───── RECORDED DATA ─────

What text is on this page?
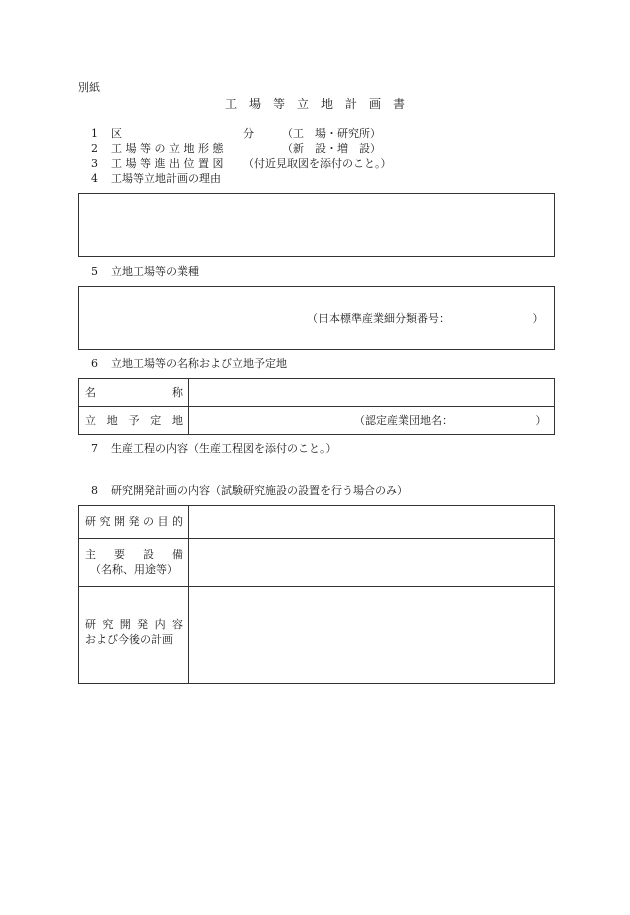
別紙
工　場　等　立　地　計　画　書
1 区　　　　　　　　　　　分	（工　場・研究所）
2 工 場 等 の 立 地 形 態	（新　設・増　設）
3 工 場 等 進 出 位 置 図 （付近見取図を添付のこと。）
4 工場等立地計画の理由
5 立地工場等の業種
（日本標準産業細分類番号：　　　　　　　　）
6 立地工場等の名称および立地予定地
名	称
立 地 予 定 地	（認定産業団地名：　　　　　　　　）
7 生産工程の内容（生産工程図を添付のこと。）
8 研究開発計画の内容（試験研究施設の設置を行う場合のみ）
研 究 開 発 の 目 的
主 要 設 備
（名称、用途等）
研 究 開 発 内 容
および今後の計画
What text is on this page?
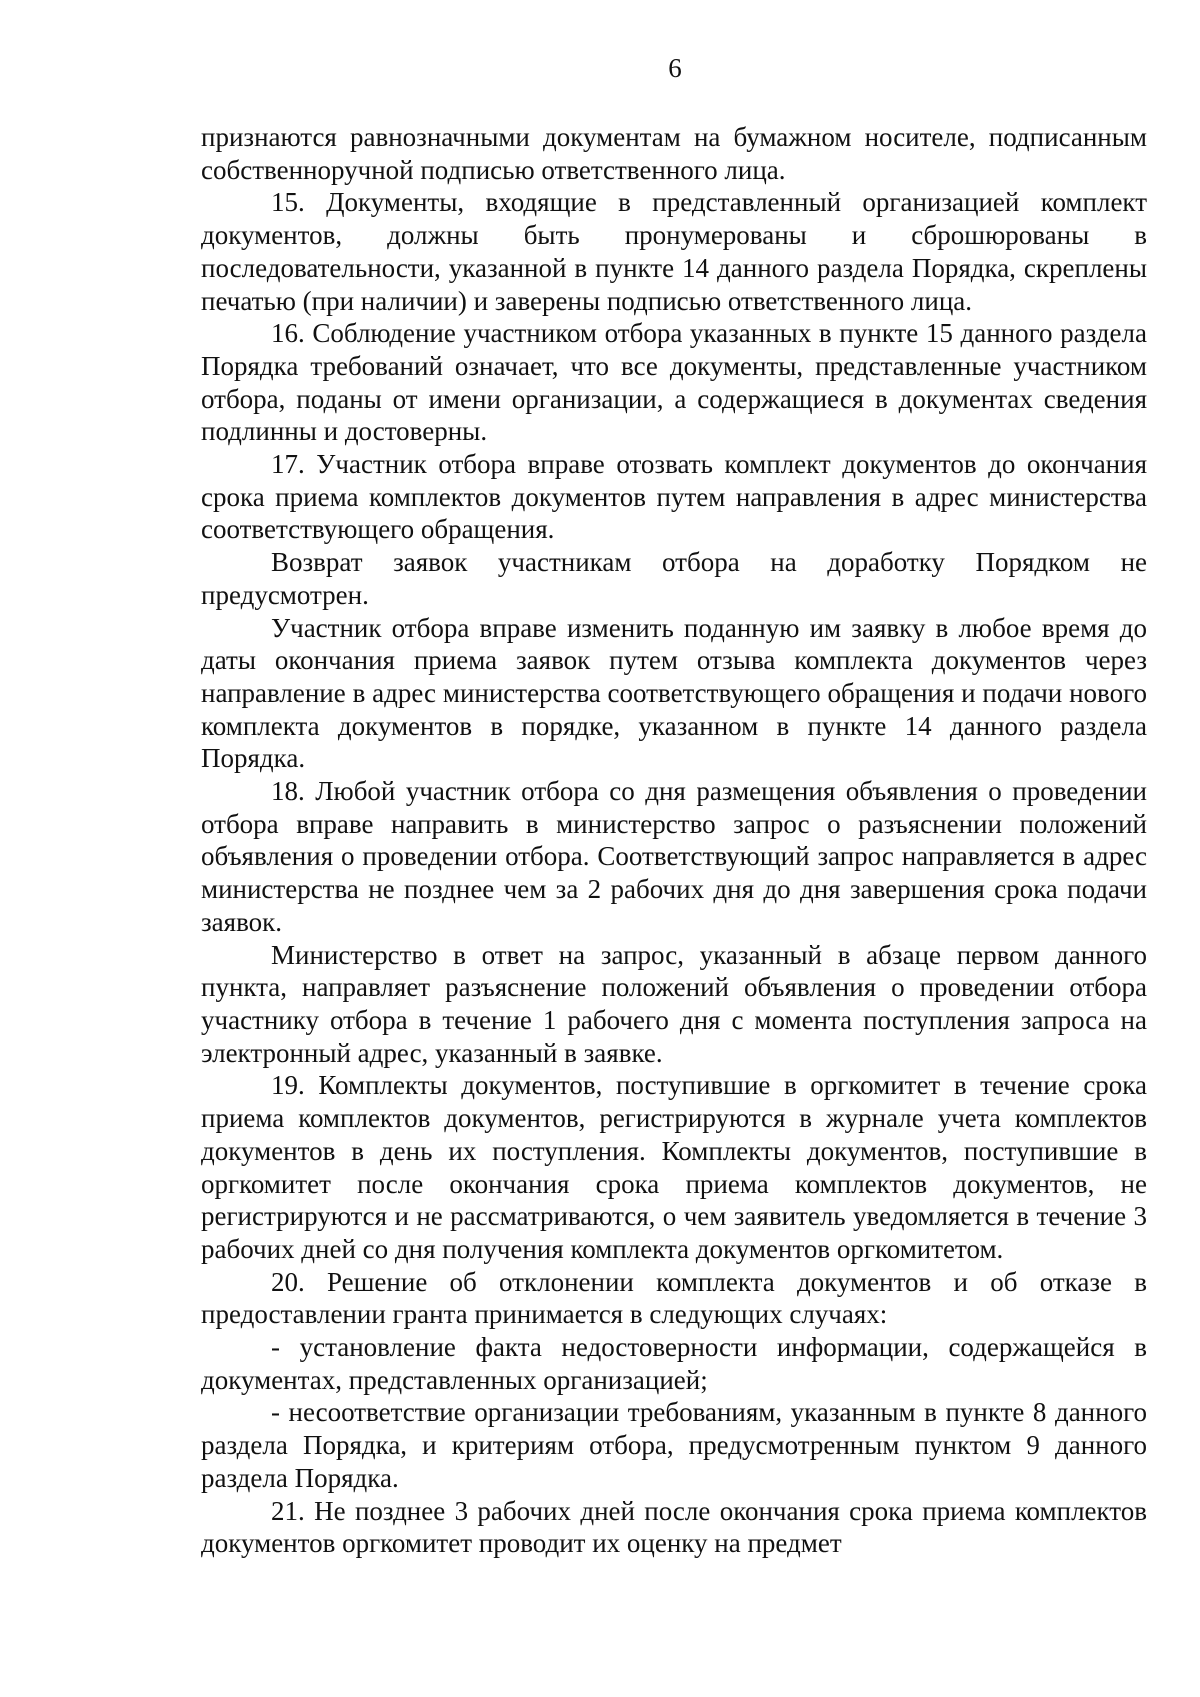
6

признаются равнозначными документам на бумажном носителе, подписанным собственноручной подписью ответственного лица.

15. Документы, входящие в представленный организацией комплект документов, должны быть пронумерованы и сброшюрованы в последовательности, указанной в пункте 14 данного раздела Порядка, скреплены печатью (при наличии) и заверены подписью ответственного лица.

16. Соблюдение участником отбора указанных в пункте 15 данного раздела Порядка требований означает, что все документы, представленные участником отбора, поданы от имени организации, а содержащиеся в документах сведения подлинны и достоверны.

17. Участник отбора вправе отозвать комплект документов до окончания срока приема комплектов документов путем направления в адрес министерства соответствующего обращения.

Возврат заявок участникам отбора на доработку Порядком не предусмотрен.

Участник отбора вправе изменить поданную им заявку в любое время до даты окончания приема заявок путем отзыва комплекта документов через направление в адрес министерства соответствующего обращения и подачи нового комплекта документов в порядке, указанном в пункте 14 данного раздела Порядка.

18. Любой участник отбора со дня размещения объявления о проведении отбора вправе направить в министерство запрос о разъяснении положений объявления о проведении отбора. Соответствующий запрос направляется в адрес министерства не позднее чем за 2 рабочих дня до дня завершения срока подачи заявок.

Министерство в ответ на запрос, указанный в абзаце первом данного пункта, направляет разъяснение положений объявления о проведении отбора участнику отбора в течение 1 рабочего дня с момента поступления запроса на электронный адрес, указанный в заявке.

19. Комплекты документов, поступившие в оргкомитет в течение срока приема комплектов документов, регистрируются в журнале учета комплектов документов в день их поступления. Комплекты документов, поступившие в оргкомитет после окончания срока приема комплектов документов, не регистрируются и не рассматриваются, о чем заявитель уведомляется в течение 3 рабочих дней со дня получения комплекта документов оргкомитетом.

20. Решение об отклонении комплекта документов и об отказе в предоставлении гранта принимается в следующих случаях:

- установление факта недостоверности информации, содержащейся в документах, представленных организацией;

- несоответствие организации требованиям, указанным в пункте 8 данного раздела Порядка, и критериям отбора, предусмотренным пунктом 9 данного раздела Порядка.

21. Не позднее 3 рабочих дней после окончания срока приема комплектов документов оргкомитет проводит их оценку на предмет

─────
───── RECORDED DATA ─────

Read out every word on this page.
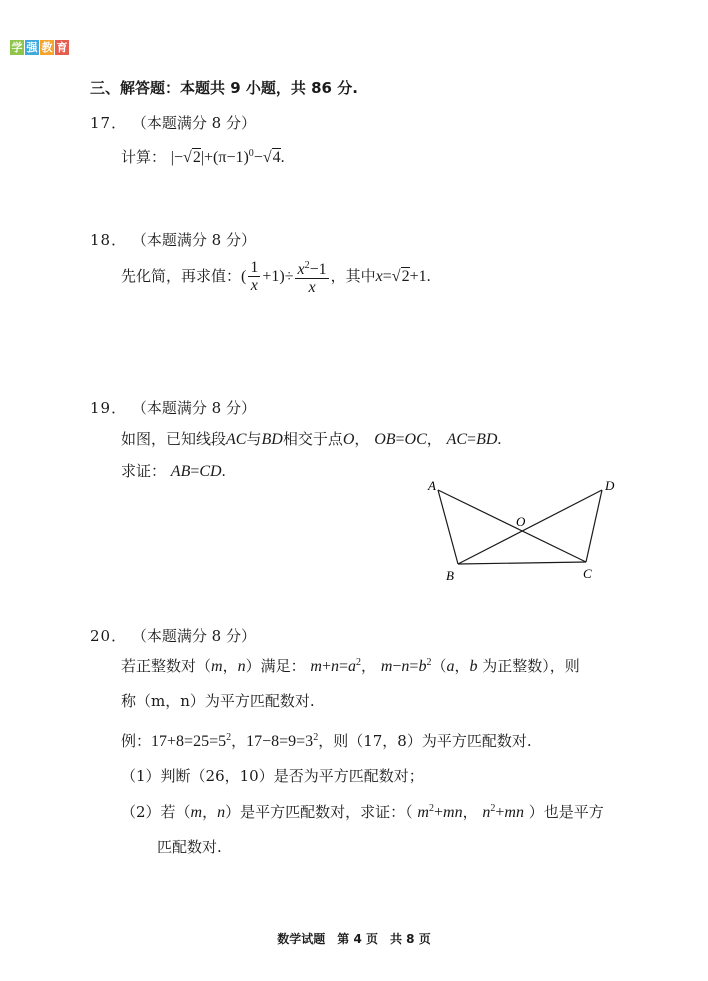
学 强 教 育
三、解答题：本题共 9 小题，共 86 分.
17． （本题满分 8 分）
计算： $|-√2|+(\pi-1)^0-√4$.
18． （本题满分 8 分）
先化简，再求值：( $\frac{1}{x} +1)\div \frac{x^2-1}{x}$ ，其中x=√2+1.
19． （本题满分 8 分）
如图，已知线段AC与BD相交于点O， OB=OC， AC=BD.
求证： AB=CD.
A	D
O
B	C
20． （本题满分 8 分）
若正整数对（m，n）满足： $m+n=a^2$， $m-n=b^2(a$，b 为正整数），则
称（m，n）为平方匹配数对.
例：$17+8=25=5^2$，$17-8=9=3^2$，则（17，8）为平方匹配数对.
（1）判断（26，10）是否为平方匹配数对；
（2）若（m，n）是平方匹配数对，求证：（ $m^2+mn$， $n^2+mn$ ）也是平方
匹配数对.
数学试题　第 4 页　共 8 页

─────

Copy out each line of the entries that holds "ответственного".

- _IN RESPONSE_:
признаются равнозначными документам на бумажном носителе, подписанным собственноручной подписью ответственного лица.
15. Документы, входящие в представленный организацией комплект документов, должны быть пронумерованы и сброшюрованы в последовательности, указанной в пункте 14 данного раздела Порядка, скреплены печатью (при наличии) и заверены подписью ответственного лица.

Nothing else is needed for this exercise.